> **THE RECORDS**
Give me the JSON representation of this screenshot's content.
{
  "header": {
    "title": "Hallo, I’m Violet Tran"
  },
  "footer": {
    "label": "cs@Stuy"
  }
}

> **GOAL**
Transcribe the entire listing above precisely.

> **RESPONSE**
Give me the JSON representation of this screenshot's content.
{
  "header": {
    "title": "Hallo, I’m Violet Tran"
  },
  "footer": {
    "label": "cs@Stuy"
  }
}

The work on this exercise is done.